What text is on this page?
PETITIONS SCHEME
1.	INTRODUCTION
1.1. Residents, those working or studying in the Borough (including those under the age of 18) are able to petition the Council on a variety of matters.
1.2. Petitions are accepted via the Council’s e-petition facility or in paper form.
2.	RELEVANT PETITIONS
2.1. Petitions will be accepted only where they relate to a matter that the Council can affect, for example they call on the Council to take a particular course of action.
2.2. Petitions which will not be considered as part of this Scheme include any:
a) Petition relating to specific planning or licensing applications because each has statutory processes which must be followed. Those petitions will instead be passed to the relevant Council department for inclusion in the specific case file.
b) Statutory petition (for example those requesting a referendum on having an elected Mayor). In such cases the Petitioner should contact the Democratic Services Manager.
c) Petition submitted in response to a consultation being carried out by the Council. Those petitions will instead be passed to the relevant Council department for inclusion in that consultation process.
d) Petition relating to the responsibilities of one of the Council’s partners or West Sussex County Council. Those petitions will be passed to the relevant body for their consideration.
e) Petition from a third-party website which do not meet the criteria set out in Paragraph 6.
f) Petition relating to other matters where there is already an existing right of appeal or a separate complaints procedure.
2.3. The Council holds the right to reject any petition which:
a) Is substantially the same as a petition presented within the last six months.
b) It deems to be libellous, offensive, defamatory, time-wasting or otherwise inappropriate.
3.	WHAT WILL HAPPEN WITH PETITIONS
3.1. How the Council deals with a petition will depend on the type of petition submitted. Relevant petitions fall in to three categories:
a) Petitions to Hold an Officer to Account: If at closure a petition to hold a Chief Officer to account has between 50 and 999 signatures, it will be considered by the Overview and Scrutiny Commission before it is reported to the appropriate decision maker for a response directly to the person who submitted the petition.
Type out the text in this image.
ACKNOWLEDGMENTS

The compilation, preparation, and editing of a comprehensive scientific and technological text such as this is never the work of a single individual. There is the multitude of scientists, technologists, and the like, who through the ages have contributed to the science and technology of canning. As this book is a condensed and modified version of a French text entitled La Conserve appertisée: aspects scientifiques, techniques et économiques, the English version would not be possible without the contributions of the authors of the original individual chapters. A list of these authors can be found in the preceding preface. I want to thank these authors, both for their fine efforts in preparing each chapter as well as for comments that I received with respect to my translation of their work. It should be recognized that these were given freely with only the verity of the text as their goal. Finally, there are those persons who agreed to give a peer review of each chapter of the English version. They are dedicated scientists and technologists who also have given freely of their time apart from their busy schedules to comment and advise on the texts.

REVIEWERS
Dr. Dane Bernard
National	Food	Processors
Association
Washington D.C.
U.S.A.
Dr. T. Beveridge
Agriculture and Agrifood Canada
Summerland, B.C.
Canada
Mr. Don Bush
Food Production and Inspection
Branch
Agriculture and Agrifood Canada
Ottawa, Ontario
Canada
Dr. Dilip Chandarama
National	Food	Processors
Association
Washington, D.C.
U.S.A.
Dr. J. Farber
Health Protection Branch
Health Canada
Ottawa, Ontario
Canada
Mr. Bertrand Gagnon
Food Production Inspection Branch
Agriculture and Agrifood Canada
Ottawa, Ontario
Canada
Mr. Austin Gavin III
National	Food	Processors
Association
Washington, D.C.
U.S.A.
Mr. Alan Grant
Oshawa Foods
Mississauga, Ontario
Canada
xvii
-- -- --
** PROBLEM DETAILS **
Extract every line that has the string "matters" in it.

** THE RESPONSE **
1.1. Residents, those working or studying in the Borough (including those under the age of 18) are able to petition the Council on a variety of matters.
f) Petition relating to other matters where there is already an existing right of appeal or a separate complaints procedure.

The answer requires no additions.